*SET TASK*
Search the material for the word "ADDITIONAL" and report each line where it turns up.

........

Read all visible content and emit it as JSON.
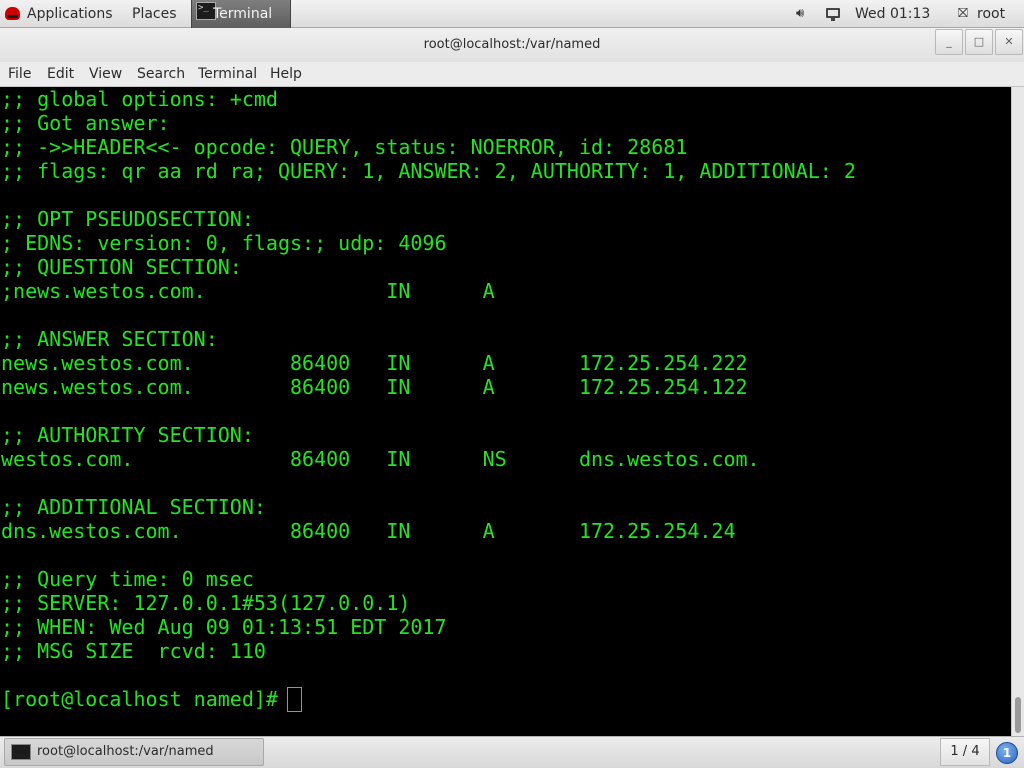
{
  "top_panel": {
    "applications": "Applications",
    "places": "Places",
    "task_label": "Terminal",
    "clock": "Wed 01:13",
    "user": "root"
  },
  "window": {
    "title": "root@localhost:/var/named",
    "minimize": "_",
    "maximize": "□",
    "close": "✕"
  },
  "menubar": {
    "items": [
      "File",
      "Edit",
      "View",
      "Search",
      "Terminal",
      "Help"
    ]
  },
  "terminal": {
    "lines": [
      ";; global options: +cmd",
      ";; Got answer:",
      ";; ->>HEADER<<- opcode: QUERY, status: NOERROR, id: 28681",
      ";; flags: qr aa rd ra; QUERY: 1, ANSWER: 2, AUTHORITY: 1, ADDITIONAL: 2",
      "",
      ";; OPT PSEUDOSECTION:",
      "; EDNS: version: 0, flags:; udp: 4096",
      ";; QUESTION SECTION:",
      ";news.westos.com.               IN      A",
      "",
      ";; ANSWER SECTION:",
      "news.westos.com.        86400   IN      A       172.25.254.222",
      "news.westos.com.        86400   IN      A       172.25.254.122",
      "",
      ";; AUTHORITY SECTION:",
      "westos.com.             86400   IN      NS      dns.westos.com.",
      "",
      ";; ADDITIONAL SECTION:",
      "dns.westos.com.         86400   IN      A       172.25.254.24",
      "",
      ";; Query time: 0 msec",
      ";; SERVER: 127.0.0.1#53(127.0.0.1)",
      ";; WHEN: Wed Aug 09 01:13:51 EDT 2017",
      ";; MSG SIZE  rcvd: 110",
      "",
      "[root@localhost named]# "
    ]
  },
  "bottom_panel": {
    "task_label": "root@localhost:/var/named",
    "workspace": "1 / 4",
    "notification_count": "1"
  },
  "colors": {
    "terminal_fg": "#23e323",
    "terminal_bg": "#000000",
    "panel_bg": "#e6e6e6"
  }
}
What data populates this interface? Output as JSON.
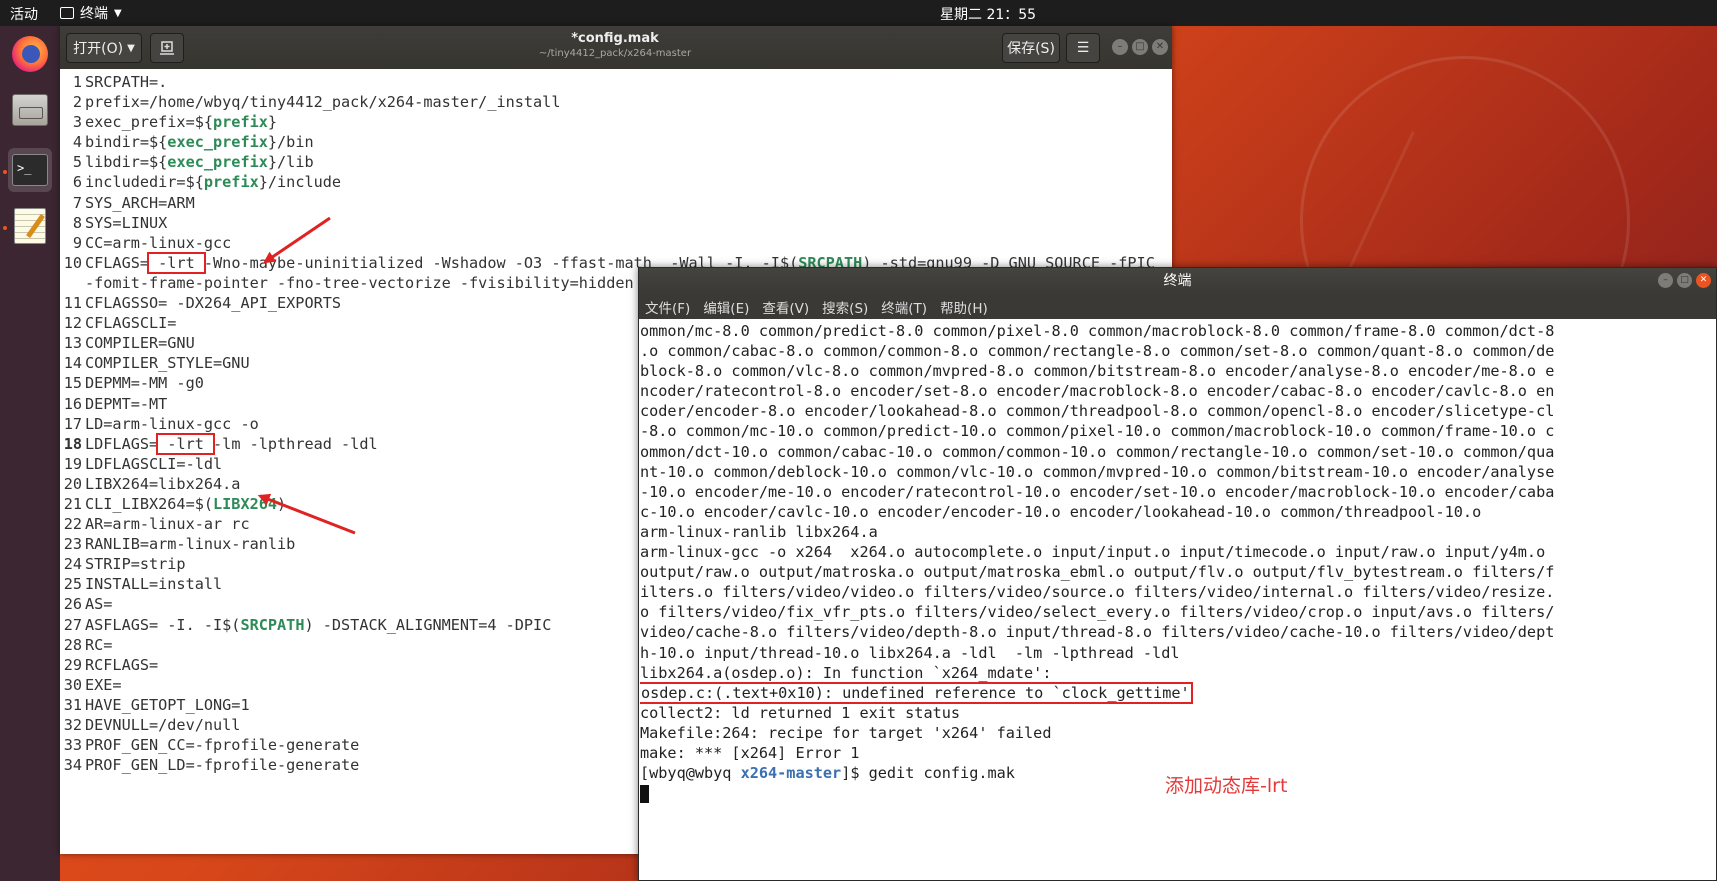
{
  "topbar": {
    "activities": "活动",
    "app_name": "终端",
    "clock": "星期二 21：55"
  },
  "dock": {
    "items": [
      "firefox-icon",
      "files-icon",
      "terminal-icon",
      "text-editor-icon"
    ]
  },
  "gedit": {
    "open_label": "打开(O)",
    "save_label": "保存(S)",
    "title": "*config.mak",
    "subtitle": "~/tiny4412_pack/x264-master",
    "lines": [
      {
        "n": "1",
        "pre": "SRCPATH=.",
        "kw": "",
        "post": ""
      },
      {
        "n": "2",
        "pre": "prefix=/home/wbyq/tiny4412_pack/x264-master/_install",
        "kw": "",
        "post": ""
      },
      {
        "n": "3",
        "pre": "exec_prefix=${",
        "kw": "prefix",
        "post": "}"
      },
      {
        "n": "4",
        "pre": "bindir=${",
        "kw": "exec_prefix",
        "post": "}/bin"
      },
      {
        "n": "5",
        "pre": "libdir=${",
        "kw": "exec_prefix",
        "post": "}/lib"
      },
      {
        "n": "6",
        "pre": "includedir=${",
        "kw": "prefix",
        "post": "}/include"
      },
      {
        "n": "7",
        "pre": "SYS_ARCH=ARM",
        "kw": "",
        "post": ""
      },
      {
        "n": "8",
        "pre": "SYS=LINUX",
        "kw": "",
        "post": ""
      },
      {
        "n": "9",
        "pre": "CC=arm-linux-gcc",
        "kw": "",
        "post": ""
      }
    ],
    "line10": {
      "n": "10",
      "pre": "CFLAGS=",
      "boxed": " -lrt ",
      "mid": "-Wno-maybe-uninitialized -Wshadow -O3 -ffast-math  -Wall -I. -I$(",
      "kw": "SRCPATH",
      "post": ") -std=gnu99 -D_GNU_SOURCE -fPIC",
      "cont": "-fomit-frame-pointer -fno-tree-vectorize -fvisibility=hidden"
    },
    "lines_b": [
      {
        "n": "11",
        "pre": "CFLAGSSO= -DX264_API_EXPORTS",
        "kw": "",
        "post": ""
      },
      {
        "n": "12",
        "pre": "CFLAGSCLI=",
        "kw": "",
        "post": ""
      },
      {
        "n": "13",
        "pre": "COMPILER=GNU",
        "kw": "",
        "post": ""
      },
      {
        "n": "14",
        "pre": "COMPILER_STYLE=GNU",
        "kw": "",
        "post": ""
      },
      {
        "n": "15",
        "pre": "DEPMM=-MM -g0",
        "kw": "",
        "post": ""
      },
      {
        "n": "16",
        "pre": "DEPMT=-MT",
        "kw": "",
        "post": ""
      },
      {
        "n": "17",
        "pre": "LD=arm-linux-gcc -o",
        "kw": "",
        "post": ""
      }
    ],
    "line18": {
      "n": "18",
      "pre": "LDFLAGS=",
      "boxed": " -lrt ",
      "post": "-lm -lpthread -ldl"
    },
    "lines_c": [
      {
        "n": "19",
        "pre": "LDFLAGSCLI=-ldl",
        "kw": "",
        "post": ""
      },
      {
        "n": "20",
        "pre": "LIBX264=libx264.a",
        "kw": "",
        "post": ""
      },
      {
        "n": "21",
        "pre": "CLI_LIBX264=$(",
        "kw": "LIBX264",
        "post": ")"
      },
      {
        "n": "22",
        "pre": "AR=arm-linux-ar rc",
        "kw": "",
        "post": ""
      },
      {
        "n": "23",
        "pre": "RANLIB=arm-linux-ranlib",
        "kw": "",
        "post": ""
      },
      {
        "n": "24",
        "pre": "STRIP=strip",
        "kw": "",
        "post": ""
      },
      {
        "n": "25",
        "pre": "INSTALL=install",
        "kw": "",
        "post": ""
      },
      {
        "n": "26",
        "pre": "AS=",
        "kw": "",
        "post": ""
      },
      {
        "n": "27",
        "pre": "ASFLAGS= -I. -I$(",
        "kw": "SRCPATH",
        "post": ") -DSTACK_ALIGNMENT=4 -DPIC"
      },
      {
        "n": "28",
        "pre": "RC=",
        "kw": "",
        "post": ""
      },
      {
        "n": "29",
        "pre": "RCFLAGS=",
        "kw": "",
        "post": ""
      },
      {
        "n": "30",
        "pre": "EXE=",
        "kw": "",
        "post": ""
      },
      {
        "n": "31",
        "pre": "HAVE_GETOPT_LONG=1",
        "kw": "",
        "post": ""
      },
      {
        "n": "32",
        "pre": "DEVNULL=/dev/null",
        "kw": "",
        "post": ""
      },
      {
        "n": "33",
        "pre": "PROF_GEN_CC=-fprofile-generate",
        "kw": "",
        "post": ""
      },
      {
        "n": "34",
        "pre": "PROF_GEN_LD=-fprofile-generate",
        "kw": "",
        "post": ""
      }
    ]
  },
  "terminal": {
    "title": "终端",
    "menu": [
      "文件(F)",
      "编辑(E)",
      "查看(V)",
      "搜索(S)",
      "终端(T)",
      "帮助(H)"
    ],
    "lines_top": [
      "ommon/mc-8.0 common/predict-8.0 common/pixel-8.0 common/macroblock-8.0 common/frame-8.0 common/dct-8",
      ".o common/cabac-8.o common/common-8.o common/rectangle-8.o common/set-8.o common/quant-8.o common/de",
      "block-8.o common/vlc-8.o common/mvpred-8.o common/bitstream-8.o encoder/analyse-8.o encoder/me-8.o e",
      "ncoder/ratecontrol-8.o encoder/set-8.o encoder/macroblock-8.o encoder/cabac-8.o encoder/cavlc-8.o en",
      "coder/encoder-8.o encoder/lookahead-8.o common/threadpool-8.o common/opencl-8.o encoder/slicetype-cl",
      "-8.o common/mc-10.o common/predict-10.o common/pixel-10.o common/macroblock-10.o common/frame-10.o c",
      "ommon/dct-10.o common/cabac-10.o common/common-10.o common/rectangle-10.o common/set-10.o common/qua",
      "nt-10.o common/deblock-10.o common/vlc-10.o common/mvpred-10.o common/bitstream-10.o encoder/analyse",
      "-10.o encoder/me-10.o encoder/ratecontrol-10.o encoder/set-10.o encoder/macroblock-10.o encoder/caba",
      "c-10.o encoder/cavlc-10.o encoder/encoder-10.o encoder/lookahead-10.o common/threadpool-10.o",
      "arm-linux-ranlib libx264.a",
      "arm-linux-gcc -o x264  x264.o autocomplete.o input/input.o input/timecode.o input/raw.o input/y4m.o",
      "output/raw.o output/matroska.o output/matroska_ebml.o output/flv.o output/flv_bytestream.o filters/f",
      "ilters.o filters/video/video.o filters/video/source.o filters/video/internal.o filters/video/resize.",
      "o filters/video/fix_vfr_pts.o filters/video/select_every.o filters/video/crop.o input/avs.o filters/",
      "video/cache-8.o filters/video/depth-8.o input/thread-8.o filters/video/cache-10.o filters/video/dept",
      "h-10.o input/thread-10.o libx264.a -ldl  -lm -lpthread -ldl",
      "libx264.a(osdep.o): In function `x264_mdate':"
    ],
    "error_line": "osdep.c:(.text+0x10): undefined reference to `clock_gettime'",
    "lines_bottom": [
      "collect2: ld returned 1 exit status",
      "Makefile:264: recipe for target 'x264' failed",
      "make: *** [x264] Error 1"
    ],
    "prompt_user": "[wbyq@wbyq ",
    "prompt_path": "x264-master",
    "prompt_cmd": "]$ gedit config.mak",
    "annotation": "添加动态库-lrt"
  }
}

........

*RESULT OF THE EXERCISE*
      ";; flags: qr aa rd ra; QUERY: 1, ANSWER: 2, AUTHORITY: 1, ADDITIONAL: 2",
      ";; ADDITIONAL SECTION:",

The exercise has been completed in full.